Collected data:
········

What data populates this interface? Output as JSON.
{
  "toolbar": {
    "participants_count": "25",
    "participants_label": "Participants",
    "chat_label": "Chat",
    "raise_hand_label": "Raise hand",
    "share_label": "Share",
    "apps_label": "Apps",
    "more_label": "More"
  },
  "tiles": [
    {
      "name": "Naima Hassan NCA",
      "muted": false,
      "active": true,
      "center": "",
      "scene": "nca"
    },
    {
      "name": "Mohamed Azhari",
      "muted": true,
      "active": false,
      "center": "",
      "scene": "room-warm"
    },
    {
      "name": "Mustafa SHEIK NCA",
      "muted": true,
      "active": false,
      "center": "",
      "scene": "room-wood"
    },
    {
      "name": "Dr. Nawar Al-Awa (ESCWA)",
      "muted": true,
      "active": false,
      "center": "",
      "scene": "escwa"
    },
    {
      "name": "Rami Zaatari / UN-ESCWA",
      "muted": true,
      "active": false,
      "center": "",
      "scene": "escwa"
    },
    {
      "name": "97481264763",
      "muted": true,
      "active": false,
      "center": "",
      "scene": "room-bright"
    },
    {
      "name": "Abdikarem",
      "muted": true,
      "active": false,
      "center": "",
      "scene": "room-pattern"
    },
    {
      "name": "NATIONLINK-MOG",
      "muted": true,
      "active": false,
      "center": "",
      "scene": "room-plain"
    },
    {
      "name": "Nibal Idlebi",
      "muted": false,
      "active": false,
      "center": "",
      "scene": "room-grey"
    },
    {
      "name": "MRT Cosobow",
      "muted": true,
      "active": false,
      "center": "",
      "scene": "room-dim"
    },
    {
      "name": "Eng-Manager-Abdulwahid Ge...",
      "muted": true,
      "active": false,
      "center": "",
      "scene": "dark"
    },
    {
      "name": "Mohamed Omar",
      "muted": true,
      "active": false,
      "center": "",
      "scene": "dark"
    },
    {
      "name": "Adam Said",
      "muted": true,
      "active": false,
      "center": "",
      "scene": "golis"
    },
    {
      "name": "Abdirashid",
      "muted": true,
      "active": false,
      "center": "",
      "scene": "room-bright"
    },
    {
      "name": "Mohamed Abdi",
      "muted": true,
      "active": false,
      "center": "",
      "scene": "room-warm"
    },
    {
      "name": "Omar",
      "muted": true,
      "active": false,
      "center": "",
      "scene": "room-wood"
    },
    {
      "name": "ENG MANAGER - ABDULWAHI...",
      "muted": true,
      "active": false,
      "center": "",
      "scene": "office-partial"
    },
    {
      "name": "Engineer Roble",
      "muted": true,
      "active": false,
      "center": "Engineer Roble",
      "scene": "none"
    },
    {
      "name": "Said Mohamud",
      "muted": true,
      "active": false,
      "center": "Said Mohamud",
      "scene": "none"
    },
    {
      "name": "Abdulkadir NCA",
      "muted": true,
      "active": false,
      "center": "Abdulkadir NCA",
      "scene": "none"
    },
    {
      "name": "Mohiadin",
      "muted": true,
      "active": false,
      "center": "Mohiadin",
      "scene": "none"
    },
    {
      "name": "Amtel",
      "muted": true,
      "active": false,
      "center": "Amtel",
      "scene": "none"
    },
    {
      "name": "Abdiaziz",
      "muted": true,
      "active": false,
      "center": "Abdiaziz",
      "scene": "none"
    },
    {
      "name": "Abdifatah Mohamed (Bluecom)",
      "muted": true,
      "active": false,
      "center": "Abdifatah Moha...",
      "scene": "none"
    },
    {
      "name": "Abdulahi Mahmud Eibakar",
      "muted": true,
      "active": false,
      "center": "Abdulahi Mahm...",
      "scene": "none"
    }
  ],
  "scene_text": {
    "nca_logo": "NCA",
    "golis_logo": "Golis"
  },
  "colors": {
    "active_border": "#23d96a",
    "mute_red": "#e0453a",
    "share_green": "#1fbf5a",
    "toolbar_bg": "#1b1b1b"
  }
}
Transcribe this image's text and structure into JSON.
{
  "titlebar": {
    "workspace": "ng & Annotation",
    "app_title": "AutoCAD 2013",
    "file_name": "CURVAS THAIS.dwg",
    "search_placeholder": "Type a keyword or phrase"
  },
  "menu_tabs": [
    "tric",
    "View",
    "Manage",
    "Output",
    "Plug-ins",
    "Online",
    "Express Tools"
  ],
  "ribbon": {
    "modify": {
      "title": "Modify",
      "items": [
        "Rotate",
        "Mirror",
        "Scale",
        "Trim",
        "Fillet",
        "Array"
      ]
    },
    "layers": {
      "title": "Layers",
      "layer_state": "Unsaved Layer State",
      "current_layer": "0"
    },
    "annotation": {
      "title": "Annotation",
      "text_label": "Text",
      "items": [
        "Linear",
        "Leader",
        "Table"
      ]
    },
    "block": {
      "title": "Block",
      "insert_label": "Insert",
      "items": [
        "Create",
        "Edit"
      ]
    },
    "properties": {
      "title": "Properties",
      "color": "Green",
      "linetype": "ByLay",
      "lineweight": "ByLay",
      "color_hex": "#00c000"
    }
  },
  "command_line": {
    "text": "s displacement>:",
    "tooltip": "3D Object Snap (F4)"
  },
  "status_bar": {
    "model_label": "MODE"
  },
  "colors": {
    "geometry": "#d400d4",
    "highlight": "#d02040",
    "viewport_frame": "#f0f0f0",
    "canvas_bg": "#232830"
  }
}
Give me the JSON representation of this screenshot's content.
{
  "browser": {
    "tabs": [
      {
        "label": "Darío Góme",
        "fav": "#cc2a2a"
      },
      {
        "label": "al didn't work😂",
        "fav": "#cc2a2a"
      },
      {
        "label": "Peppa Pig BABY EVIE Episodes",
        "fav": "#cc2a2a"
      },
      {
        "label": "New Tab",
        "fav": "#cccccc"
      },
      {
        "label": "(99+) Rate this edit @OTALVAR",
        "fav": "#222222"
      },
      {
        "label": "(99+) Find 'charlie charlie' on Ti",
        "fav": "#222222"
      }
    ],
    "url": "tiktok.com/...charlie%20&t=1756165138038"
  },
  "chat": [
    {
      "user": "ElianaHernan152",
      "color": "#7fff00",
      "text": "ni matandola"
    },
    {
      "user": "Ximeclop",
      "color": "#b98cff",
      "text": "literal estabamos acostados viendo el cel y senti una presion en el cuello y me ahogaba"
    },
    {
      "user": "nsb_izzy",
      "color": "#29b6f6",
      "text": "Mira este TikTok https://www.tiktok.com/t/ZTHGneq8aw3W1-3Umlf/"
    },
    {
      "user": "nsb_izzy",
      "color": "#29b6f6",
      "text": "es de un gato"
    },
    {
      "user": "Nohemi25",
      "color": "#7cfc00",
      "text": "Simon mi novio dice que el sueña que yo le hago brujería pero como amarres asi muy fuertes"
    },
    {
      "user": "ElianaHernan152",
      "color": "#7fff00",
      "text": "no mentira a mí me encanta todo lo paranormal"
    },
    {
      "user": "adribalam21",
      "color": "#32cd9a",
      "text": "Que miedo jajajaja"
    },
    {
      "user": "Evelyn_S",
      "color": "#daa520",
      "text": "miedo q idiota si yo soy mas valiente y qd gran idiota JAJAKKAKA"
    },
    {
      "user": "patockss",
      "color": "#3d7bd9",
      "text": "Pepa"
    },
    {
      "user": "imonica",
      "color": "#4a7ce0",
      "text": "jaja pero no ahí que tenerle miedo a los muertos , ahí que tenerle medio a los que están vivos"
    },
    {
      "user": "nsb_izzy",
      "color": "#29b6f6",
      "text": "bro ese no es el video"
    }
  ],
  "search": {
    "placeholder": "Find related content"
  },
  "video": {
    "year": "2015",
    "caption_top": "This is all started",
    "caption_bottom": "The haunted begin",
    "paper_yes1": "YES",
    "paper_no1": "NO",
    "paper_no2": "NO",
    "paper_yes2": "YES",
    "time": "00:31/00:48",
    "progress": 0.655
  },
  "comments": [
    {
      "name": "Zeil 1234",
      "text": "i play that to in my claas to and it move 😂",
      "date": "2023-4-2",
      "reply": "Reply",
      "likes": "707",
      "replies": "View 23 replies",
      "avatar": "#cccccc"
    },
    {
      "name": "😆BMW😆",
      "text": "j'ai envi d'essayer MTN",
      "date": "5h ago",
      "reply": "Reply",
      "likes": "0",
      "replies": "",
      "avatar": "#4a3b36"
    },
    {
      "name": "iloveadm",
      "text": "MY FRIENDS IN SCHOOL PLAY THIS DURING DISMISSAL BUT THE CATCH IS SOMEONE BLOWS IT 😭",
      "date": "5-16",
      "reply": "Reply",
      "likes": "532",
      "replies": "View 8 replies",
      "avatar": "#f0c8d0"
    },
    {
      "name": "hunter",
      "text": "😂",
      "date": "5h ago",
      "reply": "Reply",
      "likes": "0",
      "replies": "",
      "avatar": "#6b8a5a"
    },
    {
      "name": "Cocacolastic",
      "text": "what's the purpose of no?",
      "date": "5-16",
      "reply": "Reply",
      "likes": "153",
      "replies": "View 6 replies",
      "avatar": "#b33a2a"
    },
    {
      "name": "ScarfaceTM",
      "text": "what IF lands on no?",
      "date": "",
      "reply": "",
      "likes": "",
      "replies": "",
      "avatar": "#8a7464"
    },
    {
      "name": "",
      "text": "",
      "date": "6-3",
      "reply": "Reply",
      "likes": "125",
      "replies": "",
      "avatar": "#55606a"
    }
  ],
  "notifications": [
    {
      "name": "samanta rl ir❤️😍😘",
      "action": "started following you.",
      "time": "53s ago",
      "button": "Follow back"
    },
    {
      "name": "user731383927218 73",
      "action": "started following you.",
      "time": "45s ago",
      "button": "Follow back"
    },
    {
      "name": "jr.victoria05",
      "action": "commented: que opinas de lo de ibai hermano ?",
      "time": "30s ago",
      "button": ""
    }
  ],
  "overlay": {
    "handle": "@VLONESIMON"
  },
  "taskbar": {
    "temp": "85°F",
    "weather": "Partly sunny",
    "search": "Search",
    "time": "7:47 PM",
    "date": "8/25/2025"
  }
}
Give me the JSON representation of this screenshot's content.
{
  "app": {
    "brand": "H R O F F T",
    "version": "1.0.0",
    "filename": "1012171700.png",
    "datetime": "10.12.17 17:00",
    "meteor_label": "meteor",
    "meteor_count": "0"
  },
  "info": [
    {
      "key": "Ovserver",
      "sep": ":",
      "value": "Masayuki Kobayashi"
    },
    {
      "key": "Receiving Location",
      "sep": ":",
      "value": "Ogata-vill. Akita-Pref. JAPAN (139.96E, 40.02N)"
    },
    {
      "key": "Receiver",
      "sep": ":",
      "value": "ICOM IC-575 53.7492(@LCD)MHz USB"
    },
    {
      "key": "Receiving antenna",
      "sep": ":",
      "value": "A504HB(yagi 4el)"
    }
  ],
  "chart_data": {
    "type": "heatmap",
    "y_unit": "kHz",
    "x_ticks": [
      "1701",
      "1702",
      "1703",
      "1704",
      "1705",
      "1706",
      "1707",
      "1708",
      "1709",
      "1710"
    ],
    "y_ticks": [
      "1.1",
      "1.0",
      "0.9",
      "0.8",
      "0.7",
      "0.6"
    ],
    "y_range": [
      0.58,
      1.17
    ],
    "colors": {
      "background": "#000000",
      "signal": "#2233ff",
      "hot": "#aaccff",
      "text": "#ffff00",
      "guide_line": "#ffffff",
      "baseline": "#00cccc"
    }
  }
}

········

STATED TASK:
Pick out and copy the lines of the entries that hold the string "pero".

REPLY TO THE TASK:
      "text": "Simon mi novio dice que el sueña que yo le hago brujería pero como amarres asi muy fuertes"
      "text": "jaja pero no ahí que tenerle miedo a los muertos , ahí que tenerle medio a los que están vivos"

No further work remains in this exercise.